[Saved entries]

________________

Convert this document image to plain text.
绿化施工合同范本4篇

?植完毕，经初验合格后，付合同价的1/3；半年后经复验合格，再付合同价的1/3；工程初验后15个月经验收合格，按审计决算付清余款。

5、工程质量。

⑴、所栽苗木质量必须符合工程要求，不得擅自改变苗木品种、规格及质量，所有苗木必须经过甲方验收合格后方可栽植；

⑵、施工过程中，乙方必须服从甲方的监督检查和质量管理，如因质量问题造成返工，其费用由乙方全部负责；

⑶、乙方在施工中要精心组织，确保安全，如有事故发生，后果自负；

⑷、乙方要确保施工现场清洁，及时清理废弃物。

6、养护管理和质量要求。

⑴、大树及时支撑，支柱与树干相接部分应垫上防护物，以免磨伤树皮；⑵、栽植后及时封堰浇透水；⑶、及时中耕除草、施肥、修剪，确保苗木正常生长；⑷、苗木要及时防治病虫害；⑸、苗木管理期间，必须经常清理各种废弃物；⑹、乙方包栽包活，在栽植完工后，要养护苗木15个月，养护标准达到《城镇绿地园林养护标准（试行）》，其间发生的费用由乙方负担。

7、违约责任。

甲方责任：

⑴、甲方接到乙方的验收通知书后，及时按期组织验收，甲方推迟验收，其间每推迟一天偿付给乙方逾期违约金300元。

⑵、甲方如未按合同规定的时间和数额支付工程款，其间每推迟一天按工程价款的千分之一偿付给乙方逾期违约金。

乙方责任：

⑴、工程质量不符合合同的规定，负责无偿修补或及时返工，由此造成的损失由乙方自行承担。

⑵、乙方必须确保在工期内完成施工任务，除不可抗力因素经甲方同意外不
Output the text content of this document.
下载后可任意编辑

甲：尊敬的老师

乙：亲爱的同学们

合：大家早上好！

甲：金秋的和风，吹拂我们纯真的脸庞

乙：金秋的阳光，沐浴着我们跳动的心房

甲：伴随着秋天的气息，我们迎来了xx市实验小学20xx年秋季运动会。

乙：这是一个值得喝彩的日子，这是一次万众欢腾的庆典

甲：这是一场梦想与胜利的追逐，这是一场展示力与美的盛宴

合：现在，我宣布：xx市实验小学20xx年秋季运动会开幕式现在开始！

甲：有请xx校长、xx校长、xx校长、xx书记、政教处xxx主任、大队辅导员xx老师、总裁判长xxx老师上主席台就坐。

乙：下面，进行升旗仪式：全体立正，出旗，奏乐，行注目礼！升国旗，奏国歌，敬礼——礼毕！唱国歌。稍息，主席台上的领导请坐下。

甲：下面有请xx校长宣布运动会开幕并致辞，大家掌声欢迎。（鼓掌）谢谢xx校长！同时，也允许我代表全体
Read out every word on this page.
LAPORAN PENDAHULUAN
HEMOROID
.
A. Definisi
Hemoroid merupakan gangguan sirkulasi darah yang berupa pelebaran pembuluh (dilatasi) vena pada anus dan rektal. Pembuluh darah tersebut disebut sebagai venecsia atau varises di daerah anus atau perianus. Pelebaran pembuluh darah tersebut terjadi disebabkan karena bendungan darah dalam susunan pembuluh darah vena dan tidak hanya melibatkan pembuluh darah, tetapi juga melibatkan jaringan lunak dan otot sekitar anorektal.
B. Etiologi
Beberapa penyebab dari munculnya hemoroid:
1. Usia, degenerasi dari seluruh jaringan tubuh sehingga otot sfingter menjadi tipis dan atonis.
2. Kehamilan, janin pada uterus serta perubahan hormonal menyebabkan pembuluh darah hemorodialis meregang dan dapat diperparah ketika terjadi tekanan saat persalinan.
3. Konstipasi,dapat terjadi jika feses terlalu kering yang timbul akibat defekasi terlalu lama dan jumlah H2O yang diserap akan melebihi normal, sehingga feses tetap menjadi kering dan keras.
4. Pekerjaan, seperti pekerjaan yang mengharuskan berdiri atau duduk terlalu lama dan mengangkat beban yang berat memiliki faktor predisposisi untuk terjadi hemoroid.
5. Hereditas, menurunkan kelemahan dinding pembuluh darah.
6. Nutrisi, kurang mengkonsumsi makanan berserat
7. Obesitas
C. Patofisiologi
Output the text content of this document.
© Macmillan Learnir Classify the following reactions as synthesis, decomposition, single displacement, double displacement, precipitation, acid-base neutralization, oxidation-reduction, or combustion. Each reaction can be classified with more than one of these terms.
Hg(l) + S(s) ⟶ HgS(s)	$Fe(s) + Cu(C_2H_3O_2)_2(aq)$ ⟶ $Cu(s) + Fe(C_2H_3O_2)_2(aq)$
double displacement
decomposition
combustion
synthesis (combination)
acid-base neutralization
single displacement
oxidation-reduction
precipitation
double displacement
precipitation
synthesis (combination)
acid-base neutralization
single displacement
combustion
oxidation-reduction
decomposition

________________

Print every record exactly as it was given.

Convert this document image to plain text.
绿化施工合同范本4篇

?植完毕，经初验合格后，付合同价的1/3；半年后经复验合格，再付合同价的1/3；工程初验后15个月经验收合格，按审计决算付清余款。

5、工程质量。

⑴、所栽苗木质量必须符合工程要求，不得擅自改变苗木品种、规格及质量，所有苗木必须经过甲方验收合格后方可栽植；

⑵、施工过程中，乙方必须服从甲方的监督检查和质量管理，如因质量问题造成返工，其费用由乙方全部负责；

⑶、乙方在施工中要精心组织，确保安全，如有事故发生，后果自负；

⑷、乙方要确保施工现场清洁，及时清理废弃物。

6、养护管理和质量要求。

⑴、大树及时支撑，支柱与树干相接部分应垫上防护物，以免磨伤树皮；⑵、栽植后及时封堰浇透水；⑶、及时中耕除草、施肥、修剪，确保苗木正常生长；⑷、苗木要及时防治病虫害；⑸、苗木管理期间，必须经常清理各种废弃物；⑹、乙方包栽包活，在栽植完工后，要养护苗木15个月，养护标准达到《城镇绿地园林养护标准（试行）》，其间发生的费用由乙方负担。

7、违约责任。

甲方责任：

⑴、甲方接到乙方的验收通知书后，及时按期组织验收，甲方推迟验收，其间每推迟一天偿付给乙方逾期违约金300元。

⑵、甲方如未按合同规定的时间和数额支付工程款，其间每推迟一天按工程价款的千分之一偿付给乙方逾期违约金。

乙方责任：

⑴、工程质量不符合合同的规定，负责无偿修补或及时返工，由此造成的损失由乙方自行承担。

⑵、乙方必须确保在工期内完成施工任务，除不可抗力因素经甲方同意外不
Output the text content of this document.
下载后可任意编辑

甲：尊敬的老师

乙：亲爱的同学们

合：大家早上好！

甲：金秋的和风，吹拂我们纯真的脸庞

乙：金秋的阳光，沐浴着我们跳动的心房

甲：伴随着秋天的气息，我们迎来了xx市实验小学20xx年秋季运动会。

乙：这是一个值得喝彩的日子，这是一次万众欢腾的庆典

甲：这是一场梦想与胜利的追逐，这是一场展示力与美的盛宴

合：现在，我宣布：xx市实验小学20xx年秋季运动会开幕式现在开始！

甲：有请xx校长、xx校长、xx校长、xx书记、政教处xxx主任、大队辅导员xx老师、总裁判长xxx老师上主席台就坐。

乙：下面，进行升旗仪式：全体立正，出旗，奏乐，行注目礼！升国旗，奏国歌，敬礼——礼毕！唱国歌。稍息，主席台上的领导请坐下。

甲：下面有请xx校长宣布运动会开幕并致辞，大家掌声欢迎。（鼓掌）谢谢xx校长！同时，也允许我代表全体
Read out every word on this page.
LAPORAN PENDAHULUAN
HEMOROID
.
A. Definisi
Hemoroid merupakan gangguan sirkulasi darah yang berupa pelebaran pembuluh (dilatasi) vena pada anus dan rektal. Pembuluh darah tersebut disebut sebagai venecsia atau varises di daerah anus atau perianus. Pelebaran pembuluh darah tersebut terjadi disebabkan karena bendungan darah dalam susunan pembuluh darah vena dan tidak hanya melibatkan pembuluh darah, tetapi juga melibatkan jaringan lunak dan otot sekitar anorektal.
B. Etiologi
Beberapa penyebab dari munculnya hemoroid:
1. Usia, degenerasi dari seluruh jaringan tubuh sehingga otot sfingter menjadi tipis dan atonis.
2. Kehamilan, janin pada uterus serta perubahan hormonal menyebabkan pembuluh darah hemorodialis meregang dan dapat diperparah ketika terjadi tekanan saat persalinan.
3. Konstipasi,dapat terjadi jika feses terlalu kering yang timbul akibat defekasi terlalu lama dan jumlah H2O yang diserap akan melebihi normal, sehingga feses tetap menjadi kering dan keras.
4. Pekerjaan, seperti pekerjaan yang mengharuskan berdiri atau duduk terlalu lama dan mengangkat beban yang berat memiliki faktor predisposisi untuk terjadi hemoroid.
5. Hereditas, menurunkan kelemahan dinding pembuluh darah.
6. Nutrisi, kurang mengkonsumsi makanan berserat
7. Obesitas
C. Patofisiologi
Output the text content of this document.
© Macmillan Learnir Classify the following reactions as synthesis, decomposition, single displacement, double displacement, precipitation, acid-base neutralization, oxidation-reduction, or combustion. Each reaction can be classified with more than one of these terms.
Hg(l) + S(s) ⟶ HgS(s)	$Fe(s) + Cu(C_2H_3O_2)_2(aq)$ ⟶ $Cu(s) + Fe(C_2H_3O_2)_2(aq)$
double displacement
decomposition
combustion
synthesis (combination)
acid-base neutralization
single displacement
oxidation-reduction
precipitation
double displacement
precipitation
synthesis (combination)
acid-base neutralization
single displacement
combustion
oxidation-reduction
decomposition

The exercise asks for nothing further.